Dataset excerpt
------------------------------------------------

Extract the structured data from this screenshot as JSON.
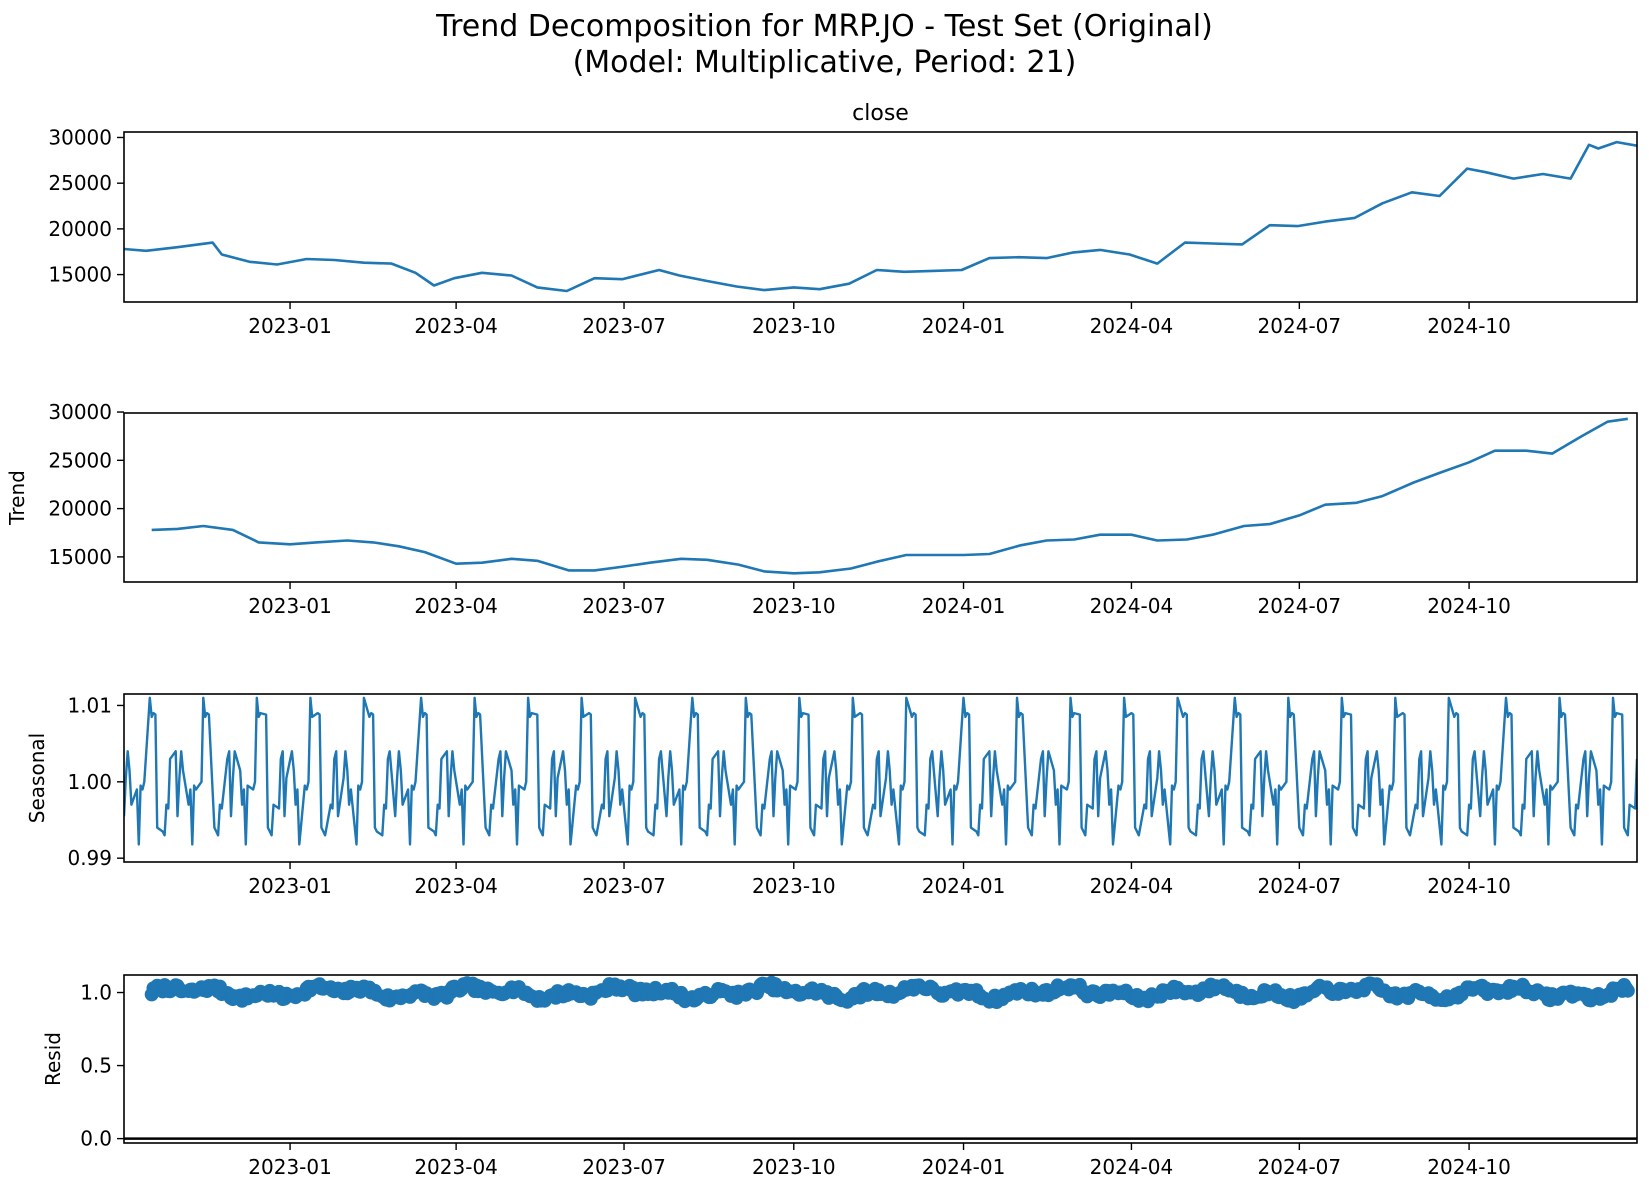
{
  "figure": {
    "title_line1": "Trend Decomposition for MRP.JO - Test Set (Original)",
    "title_line2": "(Model: Multiplicative, Period: 21)"
  },
  "chart_data": [
    {
      "type": "line",
      "panel": "observed",
      "title": "close",
      "xlabel": "",
      "ylabel": "",
      "x_ticks": [
        "2023-01",
        "2023-04",
        "2023-07",
        "2023-10",
        "2024-01",
        "2024-04",
        "2024-07",
        "2024-10"
      ],
      "y_ticks": [
        15000,
        20000,
        25000,
        30000
      ],
      "xlim": [
        "2022-10-03",
        "2024-12-31"
      ],
      "ylim": [
        12000,
        30600
      ],
      "color": "#1f77b4",
      "x": [
        "2022-10-03",
        "2022-10-15",
        "2022-11-01",
        "2022-11-20",
        "2022-11-25",
        "2022-12-10",
        "2022-12-25",
        "2023-01-10",
        "2023-01-25",
        "2023-02-10",
        "2023-02-25",
        "2023-03-10",
        "2023-03-20",
        "2023-03-31",
        "2023-04-15",
        "2023-05-01",
        "2023-05-15",
        "2023-05-31",
        "2023-06-15",
        "2023-06-30",
        "2023-07-20",
        "2023-07-31",
        "2023-08-15",
        "2023-08-31",
        "2023-09-15",
        "2023-10-01",
        "2023-10-15",
        "2023-10-31",
        "2023-11-15",
        "2023-11-30",
        "2023-12-15",
        "2023-12-31",
        "2024-01-15",
        "2024-01-31",
        "2024-02-15",
        "2024-02-29",
        "2024-03-15",
        "2024-03-31",
        "2024-04-15",
        "2024-04-30",
        "2024-05-15",
        "2024-05-31",
        "2024-06-15",
        "2024-06-30",
        "2024-07-15",
        "2024-07-31",
        "2024-08-15",
        "2024-08-31",
        "2024-09-15",
        "2024-09-30",
        "2024-10-10",
        "2024-10-25",
        "2024-11-10",
        "2024-11-25",
        "2024-12-05",
        "2024-12-10",
        "2024-12-20",
        "2024-12-31"
      ],
      "y": [
        17800,
        17600,
        18000,
        18500,
        17200,
        16400,
        16100,
        16700,
        16600,
        16300,
        16200,
        15200,
        13800,
        14600,
        15200,
        14900,
        13600,
        13200,
        14600,
        14500,
        15500,
        14900,
        14300,
        13700,
        13300,
        13600,
        13400,
        14000,
        15500,
        15300,
        15400,
        15500,
        16800,
        16900,
        16800,
        17400,
        17700,
        17200,
        16200,
        18500,
        18400,
        18300,
        20400,
        20300,
        20800,
        21200,
        22800,
        24000,
        23600,
        26600,
        26200,
        25500,
        26000,
        25500,
        29200,
        28800,
        29500,
        29100
      ]
    },
    {
      "type": "line",
      "panel": "trend",
      "title": "",
      "xlabel": "",
      "ylabel": "Trend",
      "x_ticks": [
        "2023-01",
        "2023-04",
        "2023-07",
        "2023-10",
        "2024-01",
        "2024-04",
        "2024-07",
        "2024-10"
      ],
      "y_ticks": [
        15000,
        20000,
        25000,
        30000
      ],
      "xlim": [
        "2022-10-03",
        "2024-12-31"
      ],
      "ylim": [
        12400,
        29900
      ],
      "color": "#1f77b4",
      "x": [
        "2022-10-18",
        "2022-11-01",
        "2022-11-15",
        "2022-12-01",
        "2022-12-15",
        "2023-01-01",
        "2023-01-15",
        "2023-02-01",
        "2023-02-15",
        "2023-03-01",
        "2023-03-15",
        "2023-04-01",
        "2023-04-15",
        "2023-05-01",
        "2023-05-15",
        "2023-06-01",
        "2023-06-15",
        "2023-07-01",
        "2023-07-15",
        "2023-08-01",
        "2023-08-15",
        "2023-09-01",
        "2023-09-15",
        "2023-10-01",
        "2023-10-15",
        "2023-11-01",
        "2023-11-15",
        "2023-12-01",
        "2023-12-15",
        "2024-01-01",
        "2024-01-15",
        "2024-02-01",
        "2024-02-15",
        "2024-03-01",
        "2024-03-15",
        "2024-04-01",
        "2024-04-15",
        "2024-05-01",
        "2024-05-15",
        "2024-06-01",
        "2024-06-15",
        "2024-07-01",
        "2024-07-15",
        "2024-08-01",
        "2024-08-15",
        "2024-09-01",
        "2024-09-15",
        "2024-10-01",
        "2024-10-15",
        "2024-11-01",
        "2024-11-15",
        "2024-12-01",
        "2024-12-15",
        "2024-12-26"
      ],
      "y": [
        17800,
        17900,
        18200,
        17800,
        16500,
        16300,
        16500,
        16700,
        16500,
        16100,
        15500,
        14300,
        14400,
        14800,
        14600,
        13600,
        13600,
        14000,
        14400,
        14800,
        14700,
        14200,
        13500,
        13300,
        13400,
        13800,
        14500,
        15200,
        15200,
        15200,
        15300,
        16200,
        16700,
        16800,
        17300,
        17300,
        16700,
        16800,
        17300,
        18200,
        18400,
        19300,
        20400,
        20600,
        21300,
        22700,
        23700,
        24800,
        26000,
        26000,
        25700,
        27500,
        29000,
        29300
      ]
    },
    {
      "type": "line",
      "panel": "seasonal",
      "title": "",
      "xlabel": "",
      "ylabel": "Seasonal",
      "x_ticks": [
        "2023-01",
        "2023-04",
        "2023-07",
        "2023-10",
        "2024-01",
        "2024-04",
        "2024-07",
        "2024-10"
      ],
      "y_ticks": [
        0.99,
        1.0,
        1.01
      ],
      "y_tick_labels": [
        "0.99",
        "1.00",
        "1.01"
      ],
      "xlim": [
        "2022-10-03",
        "2024-12-31"
      ],
      "ylim": [
        0.9895,
        1.0115
      ],
      "period_trading_days": 21,
      "start": "2022-10-03",
      "end": "2024-12-31",
      "color": "#1f77b4",
      "one_period": [
        0.9955,
        1.0005,
        1.004,
        1.0015,
        0.997,
        0.999,
        0.9918,
        0.9995,
        0.999,
        1.0,
        1.011,
        1.0085,
        1.009,
        1.0088,
        0.994,
        0.9935,
        0.993,
        0.997,
        0.9965,
        1.003,
        1.004
      ]
    },
    {
      "type": "scatter",
      "panel": "resid",
      "title": "",
      "xlabel": "",
      "ylabel": "Resid",
      "x_ticks": [
        "2023-01",
        "2023-04",
        "2023-07",
        "2023-10",
        "2024-01",
        "2024-04",
        "2024-07",
        "2024-10"
      ],
      "y_ticks": [
        0.0,
        0.5,
        1.0
      ],
      "y_tick_labels": [
        "0.0",
        "0.5",
        "1.0"
      ],
      "xlim": [
        "2022-10-03",
        "2024-12-31"
      ],
      "ylim": [
        -0.03,
        1.12
      ],
      "baseline": 0.0,
      "start": "2022-10-18",
      "end": "2024-12-26",
      "color": "#1f77b4",
      "values_approx": "mostly between 0.93 and 1.07, centered near 1.0"
    }
  ]
}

------------------------------------------------

» **Work to complete**
Every line should be retyped exactly, with the pictures omitted.

» **Full output**
Extract the structured data from this screenshot as JSON.
{
  "figure": {
    "title_line1": "Trend Decomposition for MRP.JO - Test Set (Original)",
    "title_line2": "(Model: Multiplicative, Period: 21)"
  },
  "chart_data": [
    {
      "type": "line",
      "panel": "observed",
      "title": "close",
      "xlabel": "",
      "ylabel": "",
      "x_ticks": [
        "2023-01",
        "2023-04",
        "2023-07",
        "2023-10",
        "2024-01",
        "2024-04",
        "2024-07",
        "2024-10"
      ],
      "y_ticks": [
        15000,
        20000,
        25000,
        30000
      ],
      "xlim": [
        "2022-10-03",
        "2024-12-31"
      ],
      "ylim": [
        12000,
        30600
      ],
      "color": "#1f77b4",
      "x": [
        "2022-10-03",
        "2022-10-15",
        "2022-11-01",
        "2022-11-20",
        "2022-11-25",
        "2022-12-10",
        "2022-12-25",
        "2023-01-10",
        "2023-01-25",
        "2023-02-10",
        "2023-02-25",
        "2023-03-10",
        "2023-03-20",
        "2023-03-31",
        "2023-04-15",
        "2023-05-01",
        "2023-05-15",
        "2023-05-31",
        "2023-06-15",
        "2023-06-30",
        "2023-07-20",
        "2023-07-31",
        "2023-08-15",
        "2023-08-31",
        "2023-09-15",
        "2023-10-01",
        "2023-10-15",
        "2023-10-31",
        "2023-11-15",
        "2023-11-30",
        "2023-12-15",
        "2023-12-31",
        "2024-01-15",
        "2024-01-31",
        "2024-02-15",
        "2024-02-29",
        "2024-03-15",
        "2024-03-31",
        "2024-04-15",
        "2024-04-30",
        "2024-05-15",
        "2024-05-31",
        "2024-06-15",
        "2024-06-30",
        "2024-07-15",
        "2024-07-31",
        "2024-08-15",
        "2024-08-31",
        "2024-09-15",
        "2024-09-30",
        "2024-10-10",
        "2024-10-25",
        "2024-11-10",
        "2024-11-25",
        "2024-12-05",
        "2024-12-10",
        "2024-12-20",
        "2024-12-31"
      ],
      "y": [
        17800,
        17600,
        18000,
        18500,
        17200,
        16400,
        16100,
        16700,
        16600,
        16300,
        16200,
        15200,
        13800,
        14600,
        15200,
        14900,
        13600,
        13200,
        14600,
        14500,
        15500,
        14900,
        14300,
        13700,
        13300,
        13600,
        13400,
        14000,
        15500,
        15300,
        15400,
        15500,
        16800,
        16900,
        16800,
        17400,
        17700,
        17200,
        16200,
        18500,
        18400,
        18300,
        20400,
        20300,
        20800,
        21200,
        22800,
        24000,
        23600,
        26600,
        26200,
        25500,
        26000,
        25500,
        29200,
        28800,
        29500,
        29100
      ]
    },
    {
      "type": "line",
      "panel": "trend",
      "title": "",
      "xlabel": "",
      "ylabel": "Trend",
      "x_ticks": [
        "2023-01",
        "2023-04",
        "2023-07",
        "2023-10",
        "2024-01",
        "2024-04",
        "2024-07",
        "2024-10"
      ],
      "y_ticks": [
        15000,
        20000,
        25000,
        30000
      ],
      "xlim": [
        "2022-10-03",
        "2024-12-31"
      ],
      "ylim": [
        12400,
        29900
      ],
      "color": "#1f77b4",
      "x": [
        "2022-10-18",
        "2022-11-01",
        "2022-11-15",
        "2022-12-01",
        "2022-12-15",
        "2023-01-01",
        "2023-01-15",
        "2023-02-01",
        "2023-02-15",
        "2023-03-01",
        "2023-03-15",
        "2023-04-01",
        "2023-04-15",
        "2023-05-01",
        "2023-05-15",
        "2023-06-01",
        "2023-06-15",
        "2023-07-01",
        "2023-07-15",
        "2023-08-01",
        "2023-08-15",
        "2023-09-01",
        "2023-09-15",
        "2023-10-01",
        "2023-10-15",
        "2023-11-01",
        "2023-11-15",
        "2023-12-01",
        "2023-12-15",
        "2024-01-01",
        "2024-01-15",
        "2024-02-01",
        "2024-02-15",
        "2024-03-01",
        "2024-03-15",
        "2024-04-01",
        "2024-04-15",
        "2024-05-01",
        "2024-05-15",
        "2024-06-01",
        "2024-06-15",
        "2024-07-01",
        "2024-07-15",
        "2024-08-01",
        "2024-08-15",
        "2024-09-01",
        "2024-09-15",
        "2024-10-01",
        "2024-10-15",
        "2024-11-01",
        "2024-11-15",
        "2024-12-01",
        "2024-12-15",
        "2024-12-26"
      ],
      "y": [
        17800,
        17900,
        18200,
        17800,
        16500,
        16300,
        16500,
        16700,
        16500,
        16100,
        15500,
        14300,
        14400,
        14800,
        14600,
        13600,
        13600,
        14000,
        14400,
        14800,
        14700,
        14200,
        13500,
        13300,
        13400,
        13800,
        14500,
        15200,
        15200,
        15200,
        15300,
        16200,
        16700,
        16800,
        17300,
        17300,
        16700,
        16800,
        17300,
        18200,
        18400,
        19300,
        20400,
        20600,
        21300,
        22700,
        23700,
        24800,
        26000,
        26000,
        25700,
        27500,
        29000,
        29300
      ]
    },
    {
      "type": "line",
      "panel": "seasonal",
      "title": "",
      "xlabel": "",
      "ylabel": "Seasonal",
      "x_ticks": [
        "2023-01",
        "2023-04",
        "2023-07",
        "2023-10",
        "2024-01",
        "2024-04",
        "2024-07",
        "2024-10"
      ],
      "y_ticks": [
        0.99,
        1.0,
        1.01
      ],
      "y_tick_labels": [
        "0.99",
        "1.00",
        "1.01"
      ],
      "xlim": [
        "2022-10-03",
        "2024-12-31"
      ],
      "ylim": [
        0.9895,
        1.0115
      ],
      "period_trading_days": 21,
      "start": "2022-10-03",
      "end": "2024-12-31",
      "color": "#1f77b4",
      "one_period": [
        0.9955,
        1.0005,
        1.004,
        1.0015,
        0.997,
        0.999,
        0.9918,
        0.9995,
        0.999,
        1.0,
        1.011,
        1.0085,
        1.009,
        1.0088,
        0.994,
        0.9935,
        0.993,
        0.997,
        0.9965,
        1.003,
        1.004
      ]
    },
    {
      "type": "scatter",
      "panel": "resid",
      "title": "",
      "xlabel": "",
      "ylabel": "Resid",
      "x_ticks": [
        "2023-01",
        "2023-04",
        "2023-07",
        "2023-10",
        "2024-01",
        "2024-04",
        "2024-07",
        "2024-10"
      ],
      "y_ticks": [
        0.0,
        0.5,
        1.0
      ],
      "y_tick_labels": [
        "0.0",
        "0.5",
        "1.0"
      ],
      "xlim": [
        "2022-10-03",
        "2024-12-31"
      ],
      "ylim": [
        -0.03,
        1.12
      ],
      "baseline": 0.0,
      "start": "2022-10-18",
      "end": "2024-12-26",
      "color": "#1f77b4",
      "values_approx": "mostly between 0.93 and 1.07, centered near 1.0"
    }
  ]
}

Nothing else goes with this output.